** Start of Data to use **

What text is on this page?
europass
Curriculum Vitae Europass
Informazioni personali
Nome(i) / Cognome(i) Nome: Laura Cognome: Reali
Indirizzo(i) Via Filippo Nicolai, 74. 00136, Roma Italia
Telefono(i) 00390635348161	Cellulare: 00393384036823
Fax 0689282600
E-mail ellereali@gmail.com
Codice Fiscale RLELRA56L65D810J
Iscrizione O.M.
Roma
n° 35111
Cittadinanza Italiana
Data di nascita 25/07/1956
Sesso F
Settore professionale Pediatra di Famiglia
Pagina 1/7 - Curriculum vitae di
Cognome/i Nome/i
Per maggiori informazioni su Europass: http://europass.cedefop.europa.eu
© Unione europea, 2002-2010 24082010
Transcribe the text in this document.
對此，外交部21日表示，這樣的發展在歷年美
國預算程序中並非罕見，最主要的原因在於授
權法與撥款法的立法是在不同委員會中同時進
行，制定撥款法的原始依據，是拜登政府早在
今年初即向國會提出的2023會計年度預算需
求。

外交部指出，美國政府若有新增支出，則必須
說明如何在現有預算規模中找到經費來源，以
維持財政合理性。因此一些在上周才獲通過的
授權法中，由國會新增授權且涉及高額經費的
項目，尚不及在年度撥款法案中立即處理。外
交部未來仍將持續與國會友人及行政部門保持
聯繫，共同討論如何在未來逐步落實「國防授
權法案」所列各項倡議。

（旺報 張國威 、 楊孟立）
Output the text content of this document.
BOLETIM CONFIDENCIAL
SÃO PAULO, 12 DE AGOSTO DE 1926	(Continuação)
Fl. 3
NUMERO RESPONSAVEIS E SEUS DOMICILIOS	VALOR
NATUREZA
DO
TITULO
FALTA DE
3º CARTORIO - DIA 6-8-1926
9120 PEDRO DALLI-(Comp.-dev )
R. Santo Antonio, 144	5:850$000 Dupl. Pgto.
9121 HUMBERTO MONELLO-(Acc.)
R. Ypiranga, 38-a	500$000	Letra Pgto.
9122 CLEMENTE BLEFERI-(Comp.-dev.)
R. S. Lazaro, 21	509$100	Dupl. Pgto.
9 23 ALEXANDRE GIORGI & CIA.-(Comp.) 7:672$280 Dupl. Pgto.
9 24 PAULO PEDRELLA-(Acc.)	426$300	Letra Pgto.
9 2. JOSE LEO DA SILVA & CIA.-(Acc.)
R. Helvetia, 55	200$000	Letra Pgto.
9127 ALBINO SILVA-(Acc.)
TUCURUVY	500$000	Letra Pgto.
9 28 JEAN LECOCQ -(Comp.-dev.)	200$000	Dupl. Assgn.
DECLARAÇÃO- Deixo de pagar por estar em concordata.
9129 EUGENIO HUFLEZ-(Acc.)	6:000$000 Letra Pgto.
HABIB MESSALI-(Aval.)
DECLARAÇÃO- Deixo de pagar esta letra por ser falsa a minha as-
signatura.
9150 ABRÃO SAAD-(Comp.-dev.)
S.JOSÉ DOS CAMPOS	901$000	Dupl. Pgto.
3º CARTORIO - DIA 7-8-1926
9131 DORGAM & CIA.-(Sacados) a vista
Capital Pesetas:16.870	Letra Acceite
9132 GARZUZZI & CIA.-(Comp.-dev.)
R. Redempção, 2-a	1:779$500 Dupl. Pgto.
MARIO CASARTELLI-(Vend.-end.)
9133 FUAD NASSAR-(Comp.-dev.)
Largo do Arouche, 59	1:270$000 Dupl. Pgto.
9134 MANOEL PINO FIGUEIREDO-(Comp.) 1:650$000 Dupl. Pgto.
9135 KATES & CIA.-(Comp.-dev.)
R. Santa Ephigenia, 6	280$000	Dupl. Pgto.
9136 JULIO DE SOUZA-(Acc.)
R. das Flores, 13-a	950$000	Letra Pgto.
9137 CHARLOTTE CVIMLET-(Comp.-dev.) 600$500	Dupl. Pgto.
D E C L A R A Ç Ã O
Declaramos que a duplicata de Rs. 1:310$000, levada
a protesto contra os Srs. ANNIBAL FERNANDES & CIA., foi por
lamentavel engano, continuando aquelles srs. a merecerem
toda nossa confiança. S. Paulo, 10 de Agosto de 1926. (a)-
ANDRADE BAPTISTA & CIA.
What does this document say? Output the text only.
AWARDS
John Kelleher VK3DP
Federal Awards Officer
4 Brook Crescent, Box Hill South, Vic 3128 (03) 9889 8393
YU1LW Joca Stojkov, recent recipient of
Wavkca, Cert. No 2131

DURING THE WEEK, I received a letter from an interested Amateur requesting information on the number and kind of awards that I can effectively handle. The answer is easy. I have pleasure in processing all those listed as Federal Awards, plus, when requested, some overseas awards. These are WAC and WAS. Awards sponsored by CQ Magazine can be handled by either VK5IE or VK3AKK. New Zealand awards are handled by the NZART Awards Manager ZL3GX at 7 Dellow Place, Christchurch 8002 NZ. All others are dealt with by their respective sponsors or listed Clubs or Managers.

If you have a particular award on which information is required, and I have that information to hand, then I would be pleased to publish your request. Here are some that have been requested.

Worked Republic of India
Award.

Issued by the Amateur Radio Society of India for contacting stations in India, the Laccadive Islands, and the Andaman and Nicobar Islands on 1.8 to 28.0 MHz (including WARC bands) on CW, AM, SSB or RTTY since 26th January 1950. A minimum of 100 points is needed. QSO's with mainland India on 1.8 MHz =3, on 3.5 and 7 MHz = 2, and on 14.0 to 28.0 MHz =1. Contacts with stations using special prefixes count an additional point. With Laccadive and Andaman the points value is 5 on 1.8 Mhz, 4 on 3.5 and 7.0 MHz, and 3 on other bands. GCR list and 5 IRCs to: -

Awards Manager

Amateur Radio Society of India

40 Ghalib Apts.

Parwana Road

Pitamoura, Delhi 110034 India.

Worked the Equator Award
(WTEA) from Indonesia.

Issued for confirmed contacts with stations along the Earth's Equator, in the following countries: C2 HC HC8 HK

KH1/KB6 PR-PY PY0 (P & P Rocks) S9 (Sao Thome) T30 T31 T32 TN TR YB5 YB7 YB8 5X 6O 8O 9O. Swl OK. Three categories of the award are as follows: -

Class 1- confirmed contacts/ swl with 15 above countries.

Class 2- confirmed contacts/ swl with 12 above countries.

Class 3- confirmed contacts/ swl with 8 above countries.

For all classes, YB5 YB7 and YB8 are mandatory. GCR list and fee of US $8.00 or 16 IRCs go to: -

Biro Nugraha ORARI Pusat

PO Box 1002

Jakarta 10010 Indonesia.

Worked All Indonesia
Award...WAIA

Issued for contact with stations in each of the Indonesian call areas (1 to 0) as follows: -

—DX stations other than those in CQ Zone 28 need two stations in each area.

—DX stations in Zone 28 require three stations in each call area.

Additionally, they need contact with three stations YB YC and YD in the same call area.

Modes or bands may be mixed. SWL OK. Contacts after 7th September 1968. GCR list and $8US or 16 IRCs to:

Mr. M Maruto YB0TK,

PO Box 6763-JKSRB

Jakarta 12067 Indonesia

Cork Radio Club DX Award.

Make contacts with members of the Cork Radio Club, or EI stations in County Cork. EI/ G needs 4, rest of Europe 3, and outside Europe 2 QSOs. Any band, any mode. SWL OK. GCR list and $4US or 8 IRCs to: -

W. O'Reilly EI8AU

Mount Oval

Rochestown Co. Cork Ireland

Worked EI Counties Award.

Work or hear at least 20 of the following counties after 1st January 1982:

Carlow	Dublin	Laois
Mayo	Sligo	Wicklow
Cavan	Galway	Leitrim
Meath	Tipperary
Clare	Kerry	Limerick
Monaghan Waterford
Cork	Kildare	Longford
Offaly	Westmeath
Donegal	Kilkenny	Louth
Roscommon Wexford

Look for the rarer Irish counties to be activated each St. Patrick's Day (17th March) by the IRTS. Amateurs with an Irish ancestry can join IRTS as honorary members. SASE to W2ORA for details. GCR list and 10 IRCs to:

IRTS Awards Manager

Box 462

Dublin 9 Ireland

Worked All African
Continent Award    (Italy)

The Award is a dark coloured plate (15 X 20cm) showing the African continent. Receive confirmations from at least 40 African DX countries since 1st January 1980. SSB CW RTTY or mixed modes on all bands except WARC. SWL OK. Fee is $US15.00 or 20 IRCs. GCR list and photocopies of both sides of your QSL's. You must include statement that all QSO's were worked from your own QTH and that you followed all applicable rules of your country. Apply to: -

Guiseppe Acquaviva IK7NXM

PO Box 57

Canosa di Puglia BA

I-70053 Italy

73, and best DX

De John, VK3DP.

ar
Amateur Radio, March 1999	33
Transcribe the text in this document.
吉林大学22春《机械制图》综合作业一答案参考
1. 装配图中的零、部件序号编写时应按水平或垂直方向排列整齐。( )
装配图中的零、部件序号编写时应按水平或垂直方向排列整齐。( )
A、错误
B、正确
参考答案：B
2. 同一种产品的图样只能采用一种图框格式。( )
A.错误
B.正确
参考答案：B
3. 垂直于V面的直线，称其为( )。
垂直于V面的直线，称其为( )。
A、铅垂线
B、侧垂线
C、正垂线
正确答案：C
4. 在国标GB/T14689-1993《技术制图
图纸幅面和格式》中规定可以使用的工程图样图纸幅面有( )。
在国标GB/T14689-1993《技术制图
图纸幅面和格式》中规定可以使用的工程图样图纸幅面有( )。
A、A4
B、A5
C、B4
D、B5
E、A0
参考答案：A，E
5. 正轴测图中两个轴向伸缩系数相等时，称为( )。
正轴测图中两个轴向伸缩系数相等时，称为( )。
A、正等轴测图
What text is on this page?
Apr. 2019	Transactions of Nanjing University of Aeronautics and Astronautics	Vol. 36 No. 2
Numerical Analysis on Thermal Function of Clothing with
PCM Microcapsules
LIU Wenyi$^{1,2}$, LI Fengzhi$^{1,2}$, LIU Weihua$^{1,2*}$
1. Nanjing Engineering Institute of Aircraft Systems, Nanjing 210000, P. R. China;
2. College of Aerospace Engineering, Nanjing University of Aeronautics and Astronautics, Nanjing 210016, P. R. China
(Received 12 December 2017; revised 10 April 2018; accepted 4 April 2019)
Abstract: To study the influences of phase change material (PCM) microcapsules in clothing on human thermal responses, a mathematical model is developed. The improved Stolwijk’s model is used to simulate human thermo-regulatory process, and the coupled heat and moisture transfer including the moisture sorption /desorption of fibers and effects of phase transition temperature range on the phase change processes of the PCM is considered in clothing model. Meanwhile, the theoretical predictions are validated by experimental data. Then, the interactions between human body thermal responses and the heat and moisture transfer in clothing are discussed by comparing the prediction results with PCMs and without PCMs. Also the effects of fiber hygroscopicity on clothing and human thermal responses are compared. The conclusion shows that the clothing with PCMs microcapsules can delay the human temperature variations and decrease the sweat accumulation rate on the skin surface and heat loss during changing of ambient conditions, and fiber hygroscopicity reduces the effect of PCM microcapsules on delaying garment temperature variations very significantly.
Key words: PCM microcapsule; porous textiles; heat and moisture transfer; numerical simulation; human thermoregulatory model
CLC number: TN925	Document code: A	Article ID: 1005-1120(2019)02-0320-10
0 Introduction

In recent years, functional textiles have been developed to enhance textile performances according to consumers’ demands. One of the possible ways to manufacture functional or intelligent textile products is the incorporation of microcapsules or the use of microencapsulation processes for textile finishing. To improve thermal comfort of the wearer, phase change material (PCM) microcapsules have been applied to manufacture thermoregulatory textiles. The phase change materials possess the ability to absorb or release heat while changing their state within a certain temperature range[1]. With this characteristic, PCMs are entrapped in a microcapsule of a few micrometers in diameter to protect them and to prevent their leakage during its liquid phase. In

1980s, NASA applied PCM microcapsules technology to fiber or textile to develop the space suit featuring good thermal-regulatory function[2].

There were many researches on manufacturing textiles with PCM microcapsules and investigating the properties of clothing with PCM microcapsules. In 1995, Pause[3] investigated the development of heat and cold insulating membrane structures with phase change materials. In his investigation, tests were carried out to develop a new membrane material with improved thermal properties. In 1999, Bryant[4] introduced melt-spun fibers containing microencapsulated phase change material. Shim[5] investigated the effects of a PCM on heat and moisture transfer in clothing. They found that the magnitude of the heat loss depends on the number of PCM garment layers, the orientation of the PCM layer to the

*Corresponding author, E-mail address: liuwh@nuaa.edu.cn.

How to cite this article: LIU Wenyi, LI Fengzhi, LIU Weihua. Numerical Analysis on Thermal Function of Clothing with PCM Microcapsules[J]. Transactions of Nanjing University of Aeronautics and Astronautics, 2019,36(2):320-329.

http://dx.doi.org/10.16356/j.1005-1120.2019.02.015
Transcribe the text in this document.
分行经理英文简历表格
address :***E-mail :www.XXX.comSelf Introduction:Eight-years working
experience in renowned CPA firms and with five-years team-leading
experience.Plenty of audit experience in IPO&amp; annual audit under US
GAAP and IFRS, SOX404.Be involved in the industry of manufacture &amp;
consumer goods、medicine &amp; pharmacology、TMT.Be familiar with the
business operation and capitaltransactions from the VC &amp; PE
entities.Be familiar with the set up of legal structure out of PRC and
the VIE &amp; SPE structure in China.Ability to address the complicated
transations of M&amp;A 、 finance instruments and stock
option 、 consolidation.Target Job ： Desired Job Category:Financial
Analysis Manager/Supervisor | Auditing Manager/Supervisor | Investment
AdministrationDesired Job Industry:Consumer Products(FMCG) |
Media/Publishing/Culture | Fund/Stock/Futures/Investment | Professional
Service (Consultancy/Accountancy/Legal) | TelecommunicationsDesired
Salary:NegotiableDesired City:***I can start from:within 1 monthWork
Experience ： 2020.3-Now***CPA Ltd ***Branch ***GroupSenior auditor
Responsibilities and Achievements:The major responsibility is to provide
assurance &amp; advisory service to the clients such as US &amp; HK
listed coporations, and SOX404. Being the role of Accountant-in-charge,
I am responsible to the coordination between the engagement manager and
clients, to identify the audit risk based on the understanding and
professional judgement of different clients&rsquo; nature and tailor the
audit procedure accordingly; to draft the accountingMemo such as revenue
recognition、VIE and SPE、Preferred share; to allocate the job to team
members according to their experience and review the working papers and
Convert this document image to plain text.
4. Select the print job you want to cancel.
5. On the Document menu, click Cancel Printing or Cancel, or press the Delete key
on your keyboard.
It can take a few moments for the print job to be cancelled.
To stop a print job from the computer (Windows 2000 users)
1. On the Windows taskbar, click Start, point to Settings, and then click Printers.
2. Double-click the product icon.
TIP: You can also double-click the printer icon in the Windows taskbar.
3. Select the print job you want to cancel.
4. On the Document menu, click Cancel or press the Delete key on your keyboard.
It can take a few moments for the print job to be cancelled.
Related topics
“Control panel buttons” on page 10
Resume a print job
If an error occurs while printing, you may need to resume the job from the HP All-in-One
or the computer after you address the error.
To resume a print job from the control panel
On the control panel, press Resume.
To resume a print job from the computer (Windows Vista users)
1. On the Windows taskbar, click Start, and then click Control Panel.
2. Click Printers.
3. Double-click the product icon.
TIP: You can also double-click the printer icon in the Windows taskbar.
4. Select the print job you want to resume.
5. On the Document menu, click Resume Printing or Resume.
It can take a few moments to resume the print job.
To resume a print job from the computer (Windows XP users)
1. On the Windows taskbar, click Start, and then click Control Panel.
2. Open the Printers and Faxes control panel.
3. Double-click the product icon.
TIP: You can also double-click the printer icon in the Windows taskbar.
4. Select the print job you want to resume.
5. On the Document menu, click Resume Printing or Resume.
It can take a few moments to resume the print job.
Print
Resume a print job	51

** End of Data to use **

- _What you should do_:
From the entries above, copy out every line where the string "each" appears.

- _Expected answer_:
Issued for contact with stations in each of the Indonesian call areas (1 to 0) as follows: -
—DX stations other than those in CQ Zone 28 need two stations in each area.
—DX stations in Zone 28 require three stations in each call area.
Look for the rarer Irish counties to be activated each St. Patrick's Day (17th March) by the IRTS. Amateurs with an Irish ancestry can join IRTS as honorary members. SASE to W2ORA for details. GCR list and 10 IRCs to:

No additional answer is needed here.